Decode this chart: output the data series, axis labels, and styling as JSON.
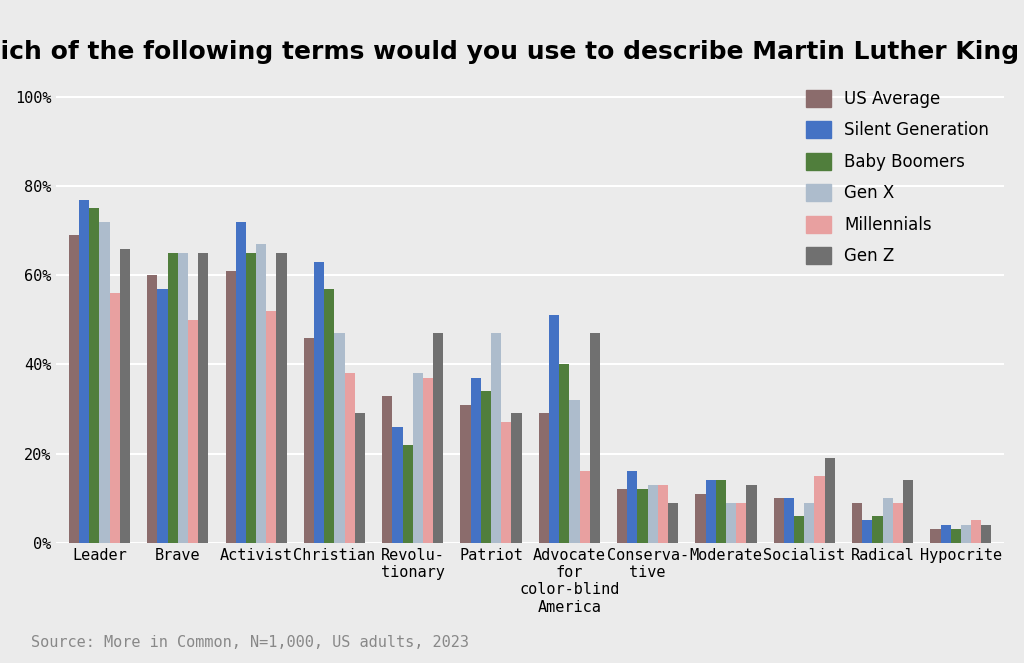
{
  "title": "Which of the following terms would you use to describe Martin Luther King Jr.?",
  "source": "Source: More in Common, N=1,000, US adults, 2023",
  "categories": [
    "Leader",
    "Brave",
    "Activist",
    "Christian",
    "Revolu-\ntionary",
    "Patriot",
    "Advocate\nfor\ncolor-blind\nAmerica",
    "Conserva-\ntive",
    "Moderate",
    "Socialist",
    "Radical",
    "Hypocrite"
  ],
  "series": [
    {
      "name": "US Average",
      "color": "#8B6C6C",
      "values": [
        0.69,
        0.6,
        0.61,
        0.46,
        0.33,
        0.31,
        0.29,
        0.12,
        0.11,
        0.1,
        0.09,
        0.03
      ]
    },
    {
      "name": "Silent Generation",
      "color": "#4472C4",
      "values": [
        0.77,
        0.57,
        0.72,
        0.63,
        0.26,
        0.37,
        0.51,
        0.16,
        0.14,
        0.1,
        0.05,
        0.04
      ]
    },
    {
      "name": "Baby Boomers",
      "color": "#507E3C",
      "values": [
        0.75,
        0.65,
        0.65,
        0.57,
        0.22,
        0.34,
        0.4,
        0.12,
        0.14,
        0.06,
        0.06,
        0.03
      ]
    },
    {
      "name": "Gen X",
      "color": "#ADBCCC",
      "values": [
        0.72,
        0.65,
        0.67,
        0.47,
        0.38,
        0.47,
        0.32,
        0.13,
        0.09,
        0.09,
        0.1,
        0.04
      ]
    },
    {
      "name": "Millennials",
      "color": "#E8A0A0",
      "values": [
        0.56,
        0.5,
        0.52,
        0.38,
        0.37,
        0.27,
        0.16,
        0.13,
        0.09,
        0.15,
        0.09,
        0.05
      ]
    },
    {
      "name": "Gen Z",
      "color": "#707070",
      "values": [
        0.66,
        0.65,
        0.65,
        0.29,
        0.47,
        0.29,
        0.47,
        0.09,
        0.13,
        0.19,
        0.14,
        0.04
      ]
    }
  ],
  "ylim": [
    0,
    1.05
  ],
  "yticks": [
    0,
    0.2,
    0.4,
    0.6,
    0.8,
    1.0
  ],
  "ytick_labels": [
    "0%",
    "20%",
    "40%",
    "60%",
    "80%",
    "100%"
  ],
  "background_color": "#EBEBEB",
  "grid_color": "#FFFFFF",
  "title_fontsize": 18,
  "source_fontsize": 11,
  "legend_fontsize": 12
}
+--
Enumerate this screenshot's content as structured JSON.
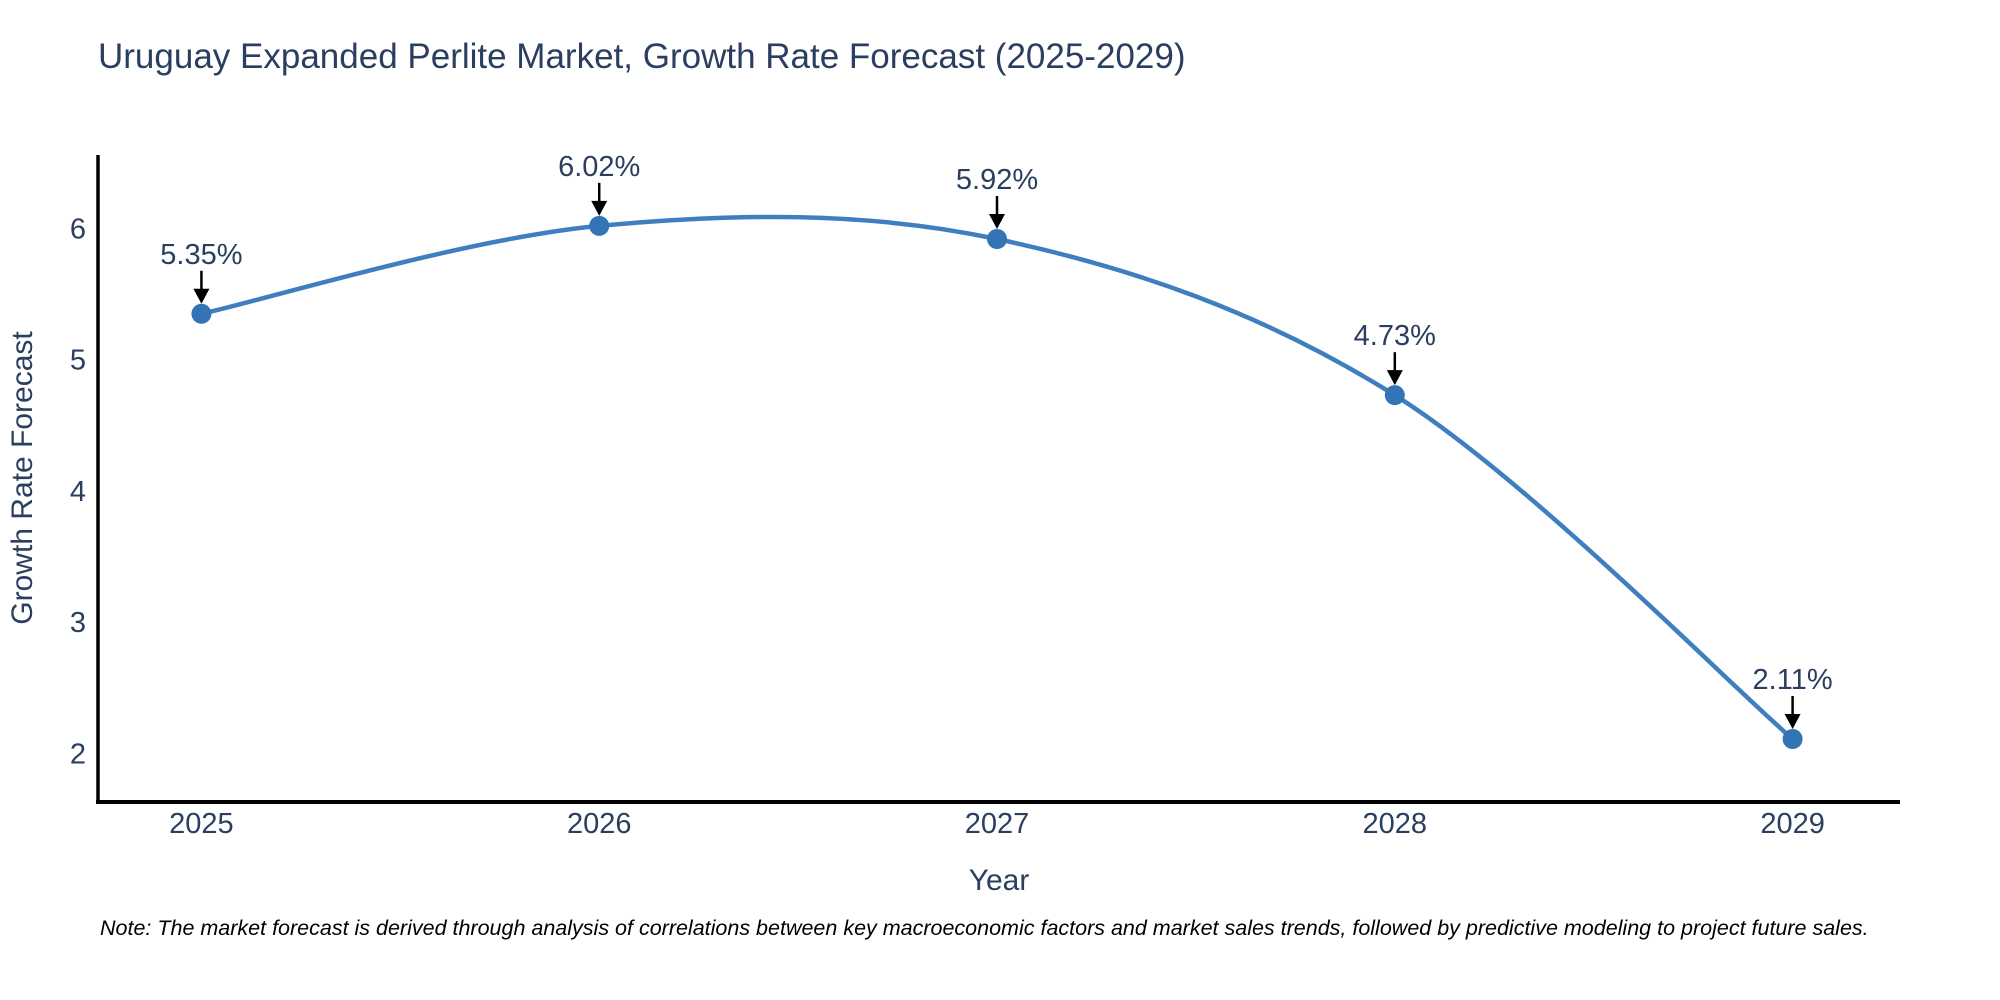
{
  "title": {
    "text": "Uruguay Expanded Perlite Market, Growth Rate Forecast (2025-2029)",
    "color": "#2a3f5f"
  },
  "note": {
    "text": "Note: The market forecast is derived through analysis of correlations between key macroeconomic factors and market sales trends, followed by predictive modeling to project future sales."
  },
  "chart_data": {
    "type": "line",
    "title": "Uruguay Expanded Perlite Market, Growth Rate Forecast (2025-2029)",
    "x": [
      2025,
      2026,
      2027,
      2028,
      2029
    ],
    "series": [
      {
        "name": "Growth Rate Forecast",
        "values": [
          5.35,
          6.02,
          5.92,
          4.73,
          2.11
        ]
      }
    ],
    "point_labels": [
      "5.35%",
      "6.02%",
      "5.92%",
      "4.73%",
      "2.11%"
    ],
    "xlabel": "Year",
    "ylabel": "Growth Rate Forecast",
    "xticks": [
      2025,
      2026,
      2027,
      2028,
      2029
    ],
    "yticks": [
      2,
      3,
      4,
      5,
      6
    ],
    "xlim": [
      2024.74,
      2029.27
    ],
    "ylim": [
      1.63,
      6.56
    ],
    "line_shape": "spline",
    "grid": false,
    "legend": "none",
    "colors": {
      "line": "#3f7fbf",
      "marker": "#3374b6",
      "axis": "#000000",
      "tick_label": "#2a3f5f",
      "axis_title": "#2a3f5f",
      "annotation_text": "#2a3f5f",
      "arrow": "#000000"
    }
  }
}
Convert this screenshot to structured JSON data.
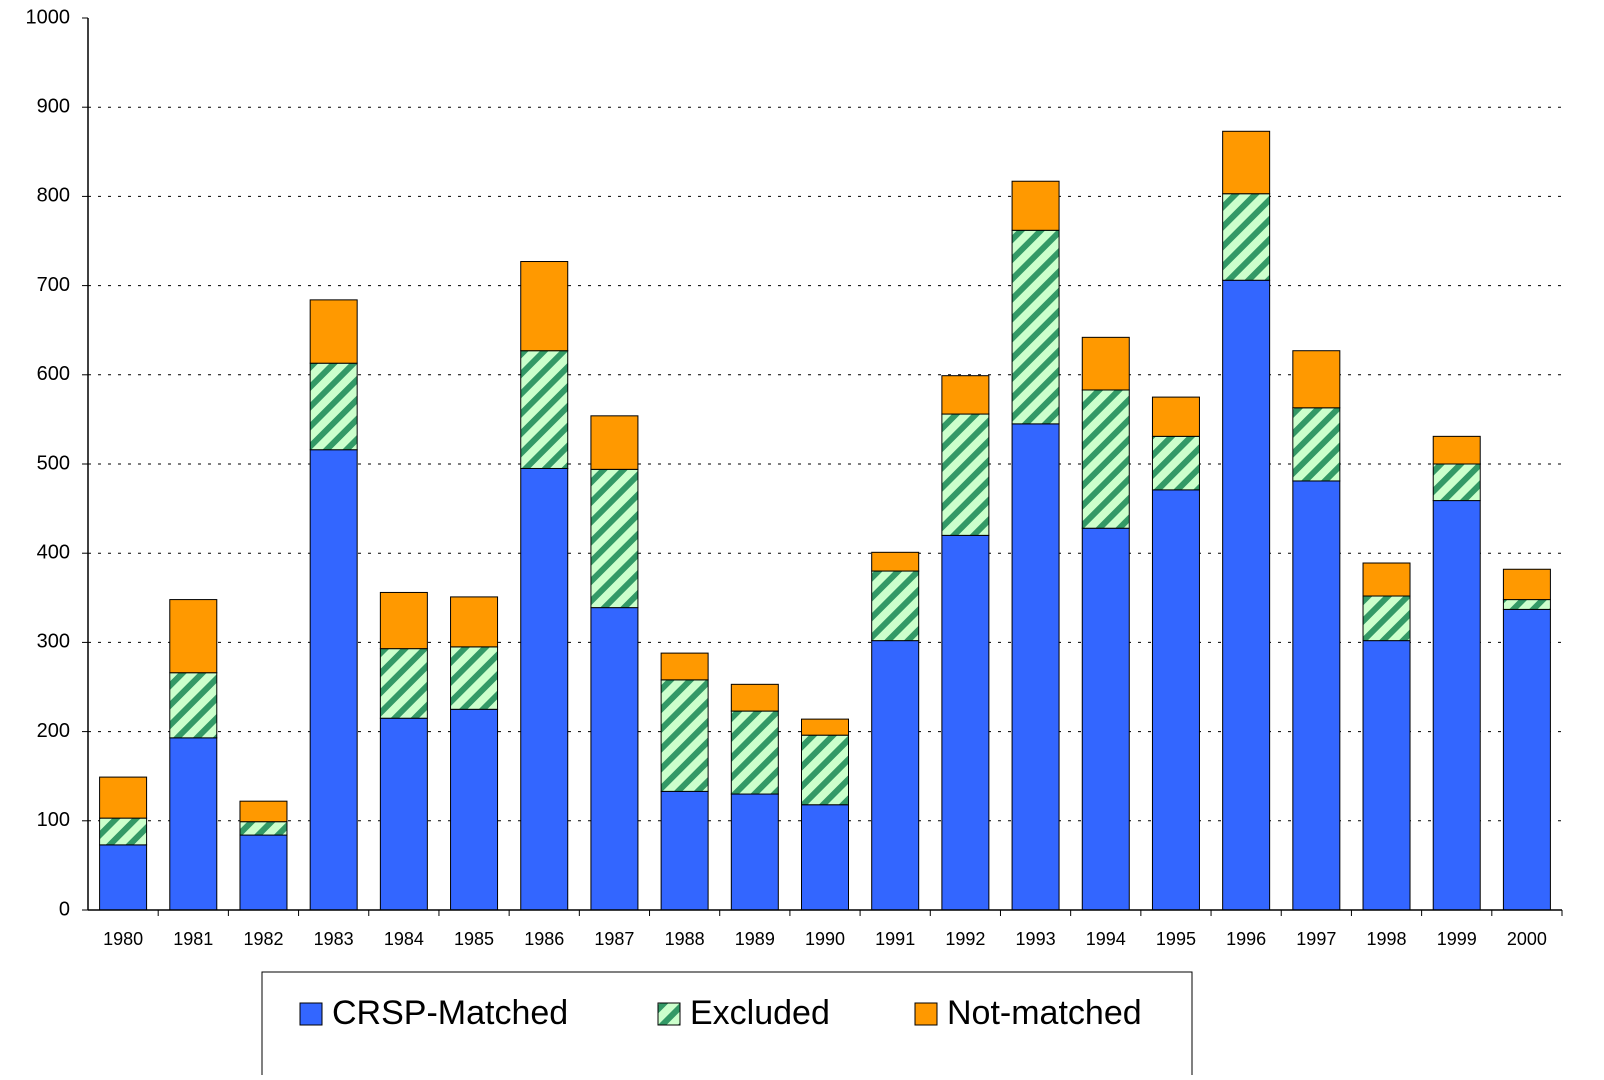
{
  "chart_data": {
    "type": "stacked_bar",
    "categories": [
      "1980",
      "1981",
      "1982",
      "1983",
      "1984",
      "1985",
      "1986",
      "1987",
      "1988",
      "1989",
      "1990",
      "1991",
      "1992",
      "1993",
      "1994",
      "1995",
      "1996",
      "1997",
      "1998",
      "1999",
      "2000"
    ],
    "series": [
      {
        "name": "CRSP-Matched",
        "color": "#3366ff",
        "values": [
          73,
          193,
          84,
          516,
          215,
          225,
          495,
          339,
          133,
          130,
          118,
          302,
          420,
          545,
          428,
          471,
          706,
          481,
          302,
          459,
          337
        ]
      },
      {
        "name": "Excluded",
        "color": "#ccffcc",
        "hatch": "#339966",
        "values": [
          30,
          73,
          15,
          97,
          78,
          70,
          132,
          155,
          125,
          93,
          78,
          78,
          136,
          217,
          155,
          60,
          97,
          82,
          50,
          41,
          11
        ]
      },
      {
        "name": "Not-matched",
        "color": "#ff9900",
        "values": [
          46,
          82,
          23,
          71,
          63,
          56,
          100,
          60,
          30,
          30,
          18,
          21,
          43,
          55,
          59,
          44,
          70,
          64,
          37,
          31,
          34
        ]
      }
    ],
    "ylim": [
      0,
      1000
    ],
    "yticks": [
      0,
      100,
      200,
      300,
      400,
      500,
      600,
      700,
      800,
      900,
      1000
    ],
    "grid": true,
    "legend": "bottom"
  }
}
+--
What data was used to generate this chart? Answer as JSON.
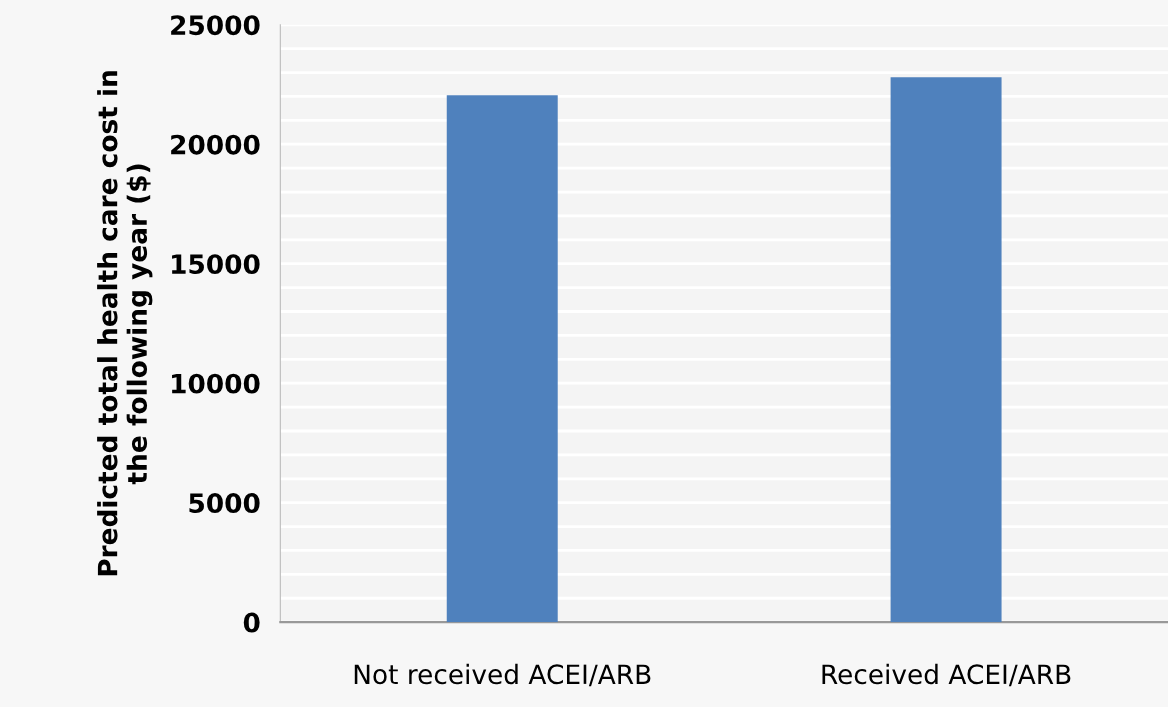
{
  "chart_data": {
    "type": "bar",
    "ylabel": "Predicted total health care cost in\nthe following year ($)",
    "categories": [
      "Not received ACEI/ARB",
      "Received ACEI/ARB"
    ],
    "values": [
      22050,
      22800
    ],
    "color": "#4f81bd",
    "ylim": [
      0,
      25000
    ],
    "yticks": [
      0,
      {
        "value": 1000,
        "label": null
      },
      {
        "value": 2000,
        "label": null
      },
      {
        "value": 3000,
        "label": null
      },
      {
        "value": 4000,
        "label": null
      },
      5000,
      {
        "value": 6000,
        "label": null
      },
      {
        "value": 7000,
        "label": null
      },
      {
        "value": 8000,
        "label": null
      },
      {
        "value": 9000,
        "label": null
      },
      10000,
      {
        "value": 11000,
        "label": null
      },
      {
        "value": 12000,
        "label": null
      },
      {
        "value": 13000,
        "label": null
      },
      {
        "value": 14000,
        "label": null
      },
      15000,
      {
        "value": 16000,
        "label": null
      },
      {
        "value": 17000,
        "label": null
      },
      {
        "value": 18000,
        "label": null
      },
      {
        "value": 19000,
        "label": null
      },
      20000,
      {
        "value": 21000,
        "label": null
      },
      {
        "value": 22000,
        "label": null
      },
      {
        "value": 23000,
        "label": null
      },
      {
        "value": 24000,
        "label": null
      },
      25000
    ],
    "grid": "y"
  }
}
+--
#### CHALLENGE
Go through the listing above and return every line where the word "Uruguay" occurs.

#### EXERCISE SOLUTION
    "text": "Uruguay Expanded Perlite Market, Growth Rate Forecast (2025-2029)",
    "title": "Uruguay Expanded Perlite Market, Growth Rate Forecast (2025-2029)",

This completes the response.